_EXERCISE DETAILS_
In your copy, repeat the records exactly and leave out the pictures.

---------- MATERIAL SHOWN ----------

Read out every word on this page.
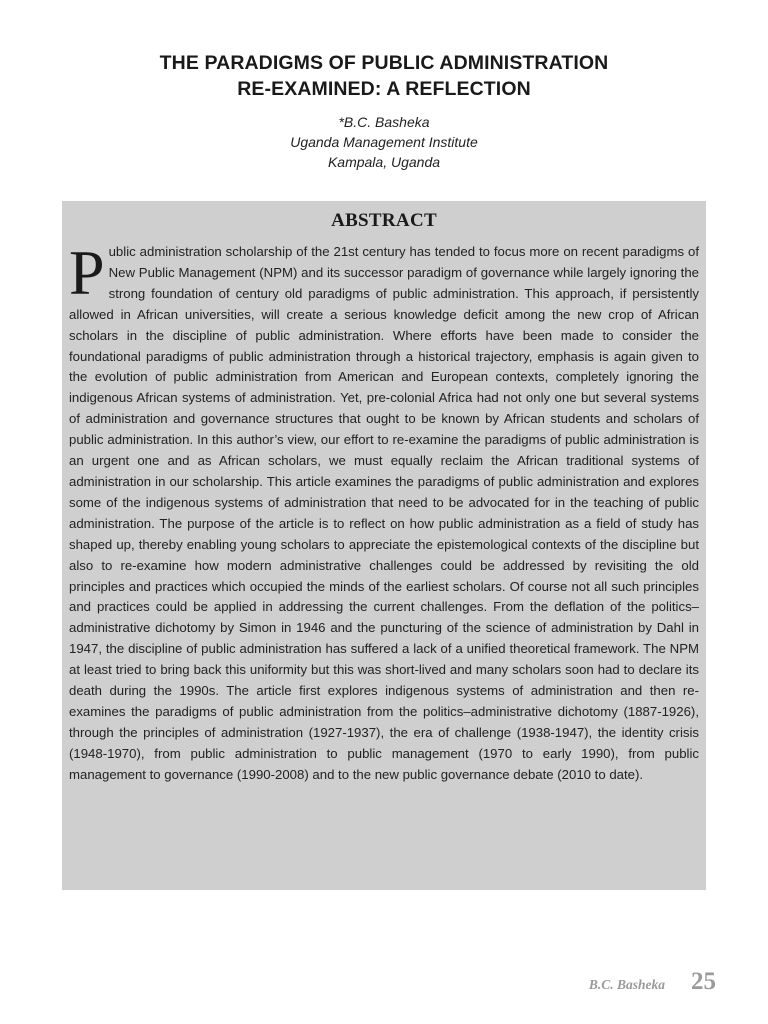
THE PARADIGMS OF PUBLIC ADMINISTRATION
RE-EXAMINED: A REFLECTION
*B.C. Basheka
Uganda Management Institute
Kampala, Uganda
ABSTRACT
Public administration scholarship of the 21st century has tended to focus more on recent paradigms of New Public Management (NPM) and its successor paradigm of governance while largely ignoring the strong foundation of century old paradigms of public administration. This approach, if persistently allowed in African universities, will create a serious knowledge deficit among the new crop of African scholars in the discipline of public administration. Where efforts have been made to consider the foundational paradigms of public administration through a historical trajectory, emphasis is again given to the evolution of public administration from American and European contexts, completely ignoring the indigenous African systems of administration. Yet, pre-colonial Africa had not only one but several systems of administration and governance structures that ought to be known by African students and scholars of public administration. In this author’s view, our effort to re-examine the paradigms of public administration is an urgent one and as African scholars, we must equally reclaim the African traditional systems of administration in our scholarship. This article examines the paradigms of public administration and explores some of the indigenous systems of administration that need to be advocated for in the teaching of public administration. The purpose of the article is to reflect on how public administration as a field of study has shaped up, thereby enabling young scholars to appreciate the epistemological contexts of the discipline but also to re-examine how modern administrative challenges could be addressed by revisiting the old principles and practices which occupied the minds of the earliest scholars. Of course not all such principles and practices could be applied in addressing the current challenges. From the deflation of the politics–administrative dichotomy by Simon in 1946 and the puncturing of the science of administration by Dahl in 1947, the discipline of public administration has suffered a lack of a unified theoretical framework. The NPM at least tried to bring back this uniformity but this was short-lived and many scholars soon had to declare its death during the 1990s. The article first explores indigenous systems of administration and then re-examines the paradigms of public administration from the politics–administrative dichotomy (1887-1926), through the principles of administration (1927-1937), the era of challenge (1938-1947), the identity crisis (1948-1970), from public administration to public management (1970 to early 1990), from public management to governance (1990-2008) and to the new public governance debate (2010 to date).
B.C. Basheka 25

----------

_ANSWER TO THE PROBLEM_
Read out every word on this page.
THE PARADIGMS OF PUBLIC ADMINISTRATION
RE-EXAMINED: A REFLECTION
*B.C. Basheka
Uganda Management Institute
Kampala, Uganda
ABSTRACT
Public administration scholarship of the 21st century has tended to focus more on recent paradigms of New Public Management (NPM) and its successor paradigm of governance while largely ignoring the strong foundation of century old paradigms of public administration. This approach, if persistently allowed in African universities, will create a serious knowledge deficit among the new crop of African scholars in the discipline of public administration. Where efforts have been made to consider the foundational paradigms of public administration through a historical trajectory, emphasis is again given to the evolution of public administration from American and European contexts, completely ignoring the indigenous African systems of administration. Yet, pre-colonial Africa had not only one but several systems of administration and governance structures that ought to be known by African students and scholars of public administration. In this author’s view, our effort to re-examine the paradigms of public administration is an urgent one and as African scholars, we must equally reclaim the African traditional systems of administration in our scholarship. This article examines the paradigms of public administration and explores some of the indigenous systems of administration that need to be advocated for in the teaching of public administration. The purpose of the article is to reflect on how public administration as a field of study has shaped up, thereby enabling young scholars to appreciate the epistemological contexts of the discipline but also to re-examine how modern administrative challenges could be addressed by revisiting the old principles and practices which occupied the minds of the earliest scholars. Of course not all such principles and practices could be applied in addressing the current challenges. From the deflation of the politics–administrative dichotomy by Simon in 1946 and the puncturing of the science of administration by Dahl in 1947, the discipline of public administration has suffered a lack of a unified theoretical framework. The NPM at least tried to bring back this uniformity but this was short-lived and many scholars soon had to declare its death during the 1990s. The article first explores indigenous systems of administration and then re-examines the paradigms of public administration from the politics–administrative dichotomy (1887-1926), through the principles of administration (1927-1937), the era of challenge (1938-1947), the identity crisis (1948-1970), from public administration to public management (1970 to early 1990), from public management to governance (1990-2008) and to the new public governance debate (2010 to date).
B.C. Basheka 25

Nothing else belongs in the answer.